Print the whole listing exactly.

===============

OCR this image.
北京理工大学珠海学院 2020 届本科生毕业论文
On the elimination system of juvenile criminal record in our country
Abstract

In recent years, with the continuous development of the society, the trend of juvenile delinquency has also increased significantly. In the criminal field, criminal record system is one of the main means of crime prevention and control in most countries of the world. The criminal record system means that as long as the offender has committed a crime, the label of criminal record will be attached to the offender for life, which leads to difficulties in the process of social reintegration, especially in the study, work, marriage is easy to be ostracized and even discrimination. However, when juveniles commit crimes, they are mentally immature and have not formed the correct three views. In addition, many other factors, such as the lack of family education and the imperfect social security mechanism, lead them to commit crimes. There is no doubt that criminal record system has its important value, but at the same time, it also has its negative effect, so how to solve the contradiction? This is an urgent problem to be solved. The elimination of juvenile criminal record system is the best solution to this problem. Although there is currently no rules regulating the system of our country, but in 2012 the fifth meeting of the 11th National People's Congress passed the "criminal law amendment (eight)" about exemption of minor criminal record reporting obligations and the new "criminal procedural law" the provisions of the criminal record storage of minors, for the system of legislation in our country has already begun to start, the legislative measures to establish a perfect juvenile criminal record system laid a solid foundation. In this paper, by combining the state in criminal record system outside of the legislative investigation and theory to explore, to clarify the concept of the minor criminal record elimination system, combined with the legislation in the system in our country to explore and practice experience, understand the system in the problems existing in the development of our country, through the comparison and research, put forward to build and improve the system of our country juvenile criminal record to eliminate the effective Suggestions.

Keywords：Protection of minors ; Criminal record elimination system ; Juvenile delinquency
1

===============

* WRITTEN ANSWER
OCR this image.
北京理工大学珠海学院 2020 届本科生毕业论文
On the elimination system of juvenile criminal record in our country
Abstract

In recent years, with the continuous development of the society, the trend of juvenile delinquency has also increased significantly. In the criminal field, criminal record system is one of the main means of crime prevention and control in most countries of the world. The criminal record system means that as long as the offender has committed a crime, the label of criminal record will be attached to the offender for life, which leads to difficulties in the process of social reintegration, especially in the study, work, marriage is easy to be ostracized and even discrimination. However, when juveniles commit crimes, they are mentally immature and have not formed the correct three views. In addition, many other factors, such as the lack of family education and the imperfect social security mechanism, lead them to commit crimes. There is no doubt that criminal record system has its important value, but at the same time, it also has its negative effect, so how to solve the contradiction? This is an urgent problem to be solved. The elimination of juvenile criminal record system is the best solution to this problem. Although there is currently no rules regulating the system of our country, but in 2012 the fifth meeting of the 11th National People's Congress passed the "criminal law amendment (eight)" about exemption of minor criminal record reporting obligations and the new "criminal procedural law" the provisions of the criminal record storage of minors, for the system of legislation in our country has already begun to start, the legislative measures to establish a perfect juvenile criminal record system laid a solid foundation. In this paper, by combining the state in criminal record system outside of the legislative investigation and theory to explore, to clarify the concept of the minor criminal record elimination system, combined with the legislation in the system in our country to explore and practice experience, understand the system in the problems existing in the development of our country, through the comparison and research, put forward to build and improve the system of our country juvenile criminal record to eliminate the effective Suggestions.

Keywords：Protection of minors ; Criminal record elimination system ; Juvenile delinquency
1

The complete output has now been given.